- GIVEN TASK:
In the material below, find all lines with the string "我和我的祖国" and copy them.

- RECORDS PROVIDED:
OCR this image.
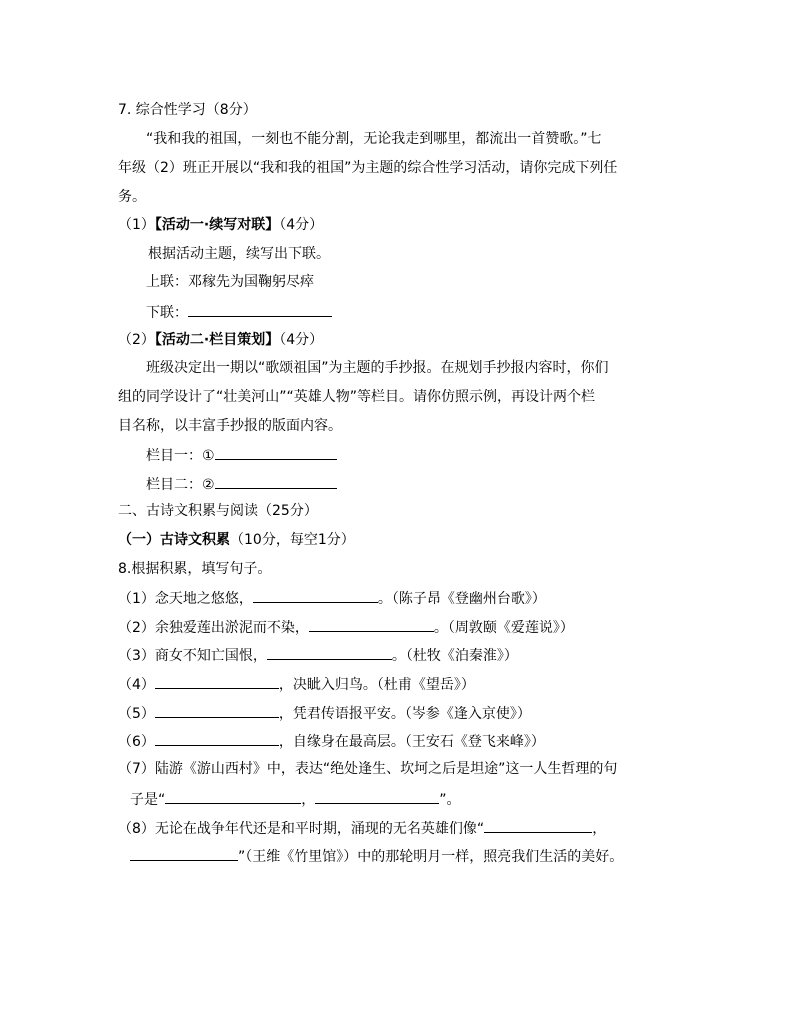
7. 综合性学习（8分）
“我和我的祖国，一刻也不能分割，无论我走到哪里，都流出一首赞歌。”七
年级（2）班正开展以“我和我的祖国”为主题的综合性学习活动，请你完成下列任
务。
（1）【活动一·续写对联】（4分）
根据活动主题，续写出下联。
上联：邓稼先为国鞠躬尽瘁
下联：
（2）【活动二·栏目策划】（4分）
班级决定出一期以“歌颂祖国”为主题的手抄报。在规划手抄报内容时，你们
组的同学设计了“壮美河山”“英雄人物”等栏目。请你仿照示例，再设计两个栏
目名称，以丰富手抄报的版面内容。
栏目一：①
栏目二：②
二、古诗文积累与阅读（25分）
（一）古诗文积累（10分，每空1分）
8.根据积累，填写句子。
（1）念天地之悠悠，	。（陈子昂《登幽州台歌》）
（2）余独爱莲出淤泥而不染，	。（周敦颐《爱莲说》）
（3）商女不知亡国恨，	。（杜牧《泊秦淮》）
（4）	，决眦入归鸟。（杜甫《望岳》）
（5）	，凭君传语报平安。（岑参《逢入京使》）
（6）	，自缘身在最高层。（王安石《登飞来峰》）
（7）陆游《游山西村》中，表达“绝处逢生、坎坷之后是坦途”这一人生哲理的句
子是“	，	”。
（8）无论在战争年代还是和平时期，涌现的无名英雄们像“	，
”（王维《竹里馆》）中的那轮明月一样，照亮我们生活的美好。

- SOLUTION TO THIS PROBLEM:
“我和我的祖国，一刻也不能分割，无论我走到哪里，都流出一首赞歌。”七
年级（2）班正开展以“我和我的祖国”为主题的综合性学习活动，请你完成下列任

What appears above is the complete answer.